**Stated exercise:** Pull every line containing "title" from the entries.

----------

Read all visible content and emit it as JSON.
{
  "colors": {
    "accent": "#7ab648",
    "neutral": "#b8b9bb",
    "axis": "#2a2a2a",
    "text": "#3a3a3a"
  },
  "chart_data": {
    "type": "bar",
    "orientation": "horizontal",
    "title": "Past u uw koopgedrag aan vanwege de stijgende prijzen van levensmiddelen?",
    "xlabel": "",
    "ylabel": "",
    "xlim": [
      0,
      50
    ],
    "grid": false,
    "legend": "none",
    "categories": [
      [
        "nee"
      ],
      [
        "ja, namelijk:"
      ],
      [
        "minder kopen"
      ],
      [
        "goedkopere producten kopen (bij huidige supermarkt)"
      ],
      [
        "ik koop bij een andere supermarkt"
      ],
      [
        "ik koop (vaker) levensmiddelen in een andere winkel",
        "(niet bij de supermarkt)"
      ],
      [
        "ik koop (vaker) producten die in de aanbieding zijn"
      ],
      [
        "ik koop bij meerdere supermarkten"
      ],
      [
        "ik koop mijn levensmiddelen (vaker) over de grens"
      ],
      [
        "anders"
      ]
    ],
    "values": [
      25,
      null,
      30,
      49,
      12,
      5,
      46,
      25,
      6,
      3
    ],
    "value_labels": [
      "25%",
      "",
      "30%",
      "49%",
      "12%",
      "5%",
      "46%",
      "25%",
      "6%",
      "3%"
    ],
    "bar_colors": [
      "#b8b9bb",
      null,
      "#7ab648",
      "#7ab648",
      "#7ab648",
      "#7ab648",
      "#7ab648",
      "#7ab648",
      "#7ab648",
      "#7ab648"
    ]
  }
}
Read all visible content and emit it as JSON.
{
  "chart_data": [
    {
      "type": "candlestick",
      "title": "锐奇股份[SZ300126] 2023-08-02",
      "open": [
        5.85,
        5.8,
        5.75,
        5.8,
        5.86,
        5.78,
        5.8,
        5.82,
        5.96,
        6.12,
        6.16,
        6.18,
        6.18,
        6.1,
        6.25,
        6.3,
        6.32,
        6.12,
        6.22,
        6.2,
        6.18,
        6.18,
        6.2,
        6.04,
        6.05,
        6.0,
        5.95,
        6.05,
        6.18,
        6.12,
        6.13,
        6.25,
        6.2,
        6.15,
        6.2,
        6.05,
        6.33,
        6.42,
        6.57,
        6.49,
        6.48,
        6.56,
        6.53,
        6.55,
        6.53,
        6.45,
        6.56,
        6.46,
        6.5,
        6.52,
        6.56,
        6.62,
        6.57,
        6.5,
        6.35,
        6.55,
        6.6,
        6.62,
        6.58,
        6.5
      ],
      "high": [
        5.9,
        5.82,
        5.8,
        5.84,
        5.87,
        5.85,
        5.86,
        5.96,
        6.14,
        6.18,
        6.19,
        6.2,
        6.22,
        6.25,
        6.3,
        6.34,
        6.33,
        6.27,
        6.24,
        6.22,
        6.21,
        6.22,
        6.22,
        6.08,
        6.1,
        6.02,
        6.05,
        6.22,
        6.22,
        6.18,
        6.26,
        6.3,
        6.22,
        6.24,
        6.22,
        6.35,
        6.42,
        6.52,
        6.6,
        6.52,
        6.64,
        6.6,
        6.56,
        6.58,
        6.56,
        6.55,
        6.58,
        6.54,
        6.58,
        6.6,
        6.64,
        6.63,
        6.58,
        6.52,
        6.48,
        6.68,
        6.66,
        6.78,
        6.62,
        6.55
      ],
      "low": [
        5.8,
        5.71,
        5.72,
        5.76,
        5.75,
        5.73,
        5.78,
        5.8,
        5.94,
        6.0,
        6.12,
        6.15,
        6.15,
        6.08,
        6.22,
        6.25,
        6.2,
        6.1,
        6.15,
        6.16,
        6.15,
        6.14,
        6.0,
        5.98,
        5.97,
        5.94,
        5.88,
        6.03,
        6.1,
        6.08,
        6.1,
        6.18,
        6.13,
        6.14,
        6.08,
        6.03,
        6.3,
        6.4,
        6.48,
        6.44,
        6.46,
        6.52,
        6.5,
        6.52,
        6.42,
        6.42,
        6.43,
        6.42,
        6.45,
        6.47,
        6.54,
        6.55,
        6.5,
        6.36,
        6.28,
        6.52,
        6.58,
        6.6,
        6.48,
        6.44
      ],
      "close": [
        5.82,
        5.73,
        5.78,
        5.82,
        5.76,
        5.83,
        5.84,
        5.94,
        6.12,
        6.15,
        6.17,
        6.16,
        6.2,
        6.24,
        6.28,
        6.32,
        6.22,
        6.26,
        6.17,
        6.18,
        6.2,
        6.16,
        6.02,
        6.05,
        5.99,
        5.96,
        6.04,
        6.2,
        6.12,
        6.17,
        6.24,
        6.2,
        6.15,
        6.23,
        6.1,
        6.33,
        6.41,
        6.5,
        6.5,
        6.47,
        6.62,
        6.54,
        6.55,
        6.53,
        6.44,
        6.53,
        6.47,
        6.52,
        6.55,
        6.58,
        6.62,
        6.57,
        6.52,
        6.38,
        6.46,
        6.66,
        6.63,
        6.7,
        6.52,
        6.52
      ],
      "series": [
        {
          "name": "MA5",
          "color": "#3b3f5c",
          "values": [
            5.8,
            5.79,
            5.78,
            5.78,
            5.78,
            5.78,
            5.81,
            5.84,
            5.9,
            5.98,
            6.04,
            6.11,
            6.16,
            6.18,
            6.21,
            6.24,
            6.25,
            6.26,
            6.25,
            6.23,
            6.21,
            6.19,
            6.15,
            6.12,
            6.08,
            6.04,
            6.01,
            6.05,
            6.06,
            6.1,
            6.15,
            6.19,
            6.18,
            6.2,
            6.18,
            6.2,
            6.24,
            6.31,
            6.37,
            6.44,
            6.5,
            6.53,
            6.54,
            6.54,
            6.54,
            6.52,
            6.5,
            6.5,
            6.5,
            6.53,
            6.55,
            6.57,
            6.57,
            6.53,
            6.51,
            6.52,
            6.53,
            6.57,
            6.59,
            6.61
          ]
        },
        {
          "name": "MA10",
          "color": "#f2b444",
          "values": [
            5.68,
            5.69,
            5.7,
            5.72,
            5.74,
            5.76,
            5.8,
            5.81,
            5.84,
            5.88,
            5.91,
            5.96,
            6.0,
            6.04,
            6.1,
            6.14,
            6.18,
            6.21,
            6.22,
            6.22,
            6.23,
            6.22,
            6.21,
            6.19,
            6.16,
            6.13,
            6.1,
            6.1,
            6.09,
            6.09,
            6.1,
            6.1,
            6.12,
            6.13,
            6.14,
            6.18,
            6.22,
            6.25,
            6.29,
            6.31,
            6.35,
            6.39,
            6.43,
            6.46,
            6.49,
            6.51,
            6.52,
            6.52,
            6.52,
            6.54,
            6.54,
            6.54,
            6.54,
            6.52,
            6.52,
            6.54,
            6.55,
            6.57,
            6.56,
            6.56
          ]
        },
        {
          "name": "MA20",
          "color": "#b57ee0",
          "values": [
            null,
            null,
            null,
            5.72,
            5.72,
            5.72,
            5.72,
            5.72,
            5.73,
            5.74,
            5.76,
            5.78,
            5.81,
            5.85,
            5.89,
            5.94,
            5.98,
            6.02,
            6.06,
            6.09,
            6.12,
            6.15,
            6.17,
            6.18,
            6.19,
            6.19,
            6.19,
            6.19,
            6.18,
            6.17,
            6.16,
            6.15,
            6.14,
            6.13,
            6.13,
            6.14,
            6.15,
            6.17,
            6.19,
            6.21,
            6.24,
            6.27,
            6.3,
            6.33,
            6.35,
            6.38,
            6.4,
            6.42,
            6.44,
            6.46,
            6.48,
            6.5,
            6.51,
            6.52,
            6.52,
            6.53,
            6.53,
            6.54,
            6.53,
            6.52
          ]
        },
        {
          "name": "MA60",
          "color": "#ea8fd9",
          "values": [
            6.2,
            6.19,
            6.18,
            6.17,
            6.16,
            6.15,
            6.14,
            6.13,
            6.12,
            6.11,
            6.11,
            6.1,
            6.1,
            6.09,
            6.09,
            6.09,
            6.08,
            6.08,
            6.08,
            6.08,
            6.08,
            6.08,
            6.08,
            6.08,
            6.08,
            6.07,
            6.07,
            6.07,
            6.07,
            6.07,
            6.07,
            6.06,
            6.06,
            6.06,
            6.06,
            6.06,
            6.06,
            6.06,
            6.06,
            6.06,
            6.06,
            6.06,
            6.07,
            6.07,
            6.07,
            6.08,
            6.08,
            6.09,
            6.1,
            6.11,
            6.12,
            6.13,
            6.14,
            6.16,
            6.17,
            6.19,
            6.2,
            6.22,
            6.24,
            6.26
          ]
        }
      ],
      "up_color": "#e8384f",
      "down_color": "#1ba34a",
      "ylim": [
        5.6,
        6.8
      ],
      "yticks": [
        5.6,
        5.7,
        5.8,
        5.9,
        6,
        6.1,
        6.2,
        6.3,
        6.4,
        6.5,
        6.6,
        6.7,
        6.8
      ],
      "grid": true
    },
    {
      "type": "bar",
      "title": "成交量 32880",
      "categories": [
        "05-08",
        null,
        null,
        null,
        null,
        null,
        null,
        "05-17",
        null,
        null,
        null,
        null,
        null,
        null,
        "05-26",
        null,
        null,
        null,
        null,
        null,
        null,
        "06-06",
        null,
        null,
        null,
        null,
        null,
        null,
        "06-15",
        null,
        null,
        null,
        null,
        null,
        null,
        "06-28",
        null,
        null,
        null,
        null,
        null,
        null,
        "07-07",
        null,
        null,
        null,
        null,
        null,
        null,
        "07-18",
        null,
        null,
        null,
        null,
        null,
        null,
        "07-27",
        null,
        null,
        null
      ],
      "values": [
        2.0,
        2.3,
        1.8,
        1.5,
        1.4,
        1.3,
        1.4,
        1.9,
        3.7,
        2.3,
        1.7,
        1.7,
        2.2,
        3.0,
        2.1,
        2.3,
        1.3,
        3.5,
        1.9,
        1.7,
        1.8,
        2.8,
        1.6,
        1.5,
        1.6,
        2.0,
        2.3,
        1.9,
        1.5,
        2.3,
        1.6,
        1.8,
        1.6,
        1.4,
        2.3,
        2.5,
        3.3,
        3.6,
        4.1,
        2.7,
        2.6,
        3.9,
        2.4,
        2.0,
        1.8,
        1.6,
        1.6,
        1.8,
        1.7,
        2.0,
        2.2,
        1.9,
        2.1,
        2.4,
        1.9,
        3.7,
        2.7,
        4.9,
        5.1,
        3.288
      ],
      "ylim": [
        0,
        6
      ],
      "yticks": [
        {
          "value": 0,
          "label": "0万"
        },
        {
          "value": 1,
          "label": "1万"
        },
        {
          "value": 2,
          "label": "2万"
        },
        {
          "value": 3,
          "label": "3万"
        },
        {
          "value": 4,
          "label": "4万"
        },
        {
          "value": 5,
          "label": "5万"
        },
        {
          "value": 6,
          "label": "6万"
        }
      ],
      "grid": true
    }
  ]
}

----------

**Solution to the problem:**
    "title": "Past u uw koopgedrag aan vanwege de stijgende prijzen van levensmiddelen?",
      "title": "锐奇股份[SZ300126] 2023-08-02",
      "title": "成交量 32880",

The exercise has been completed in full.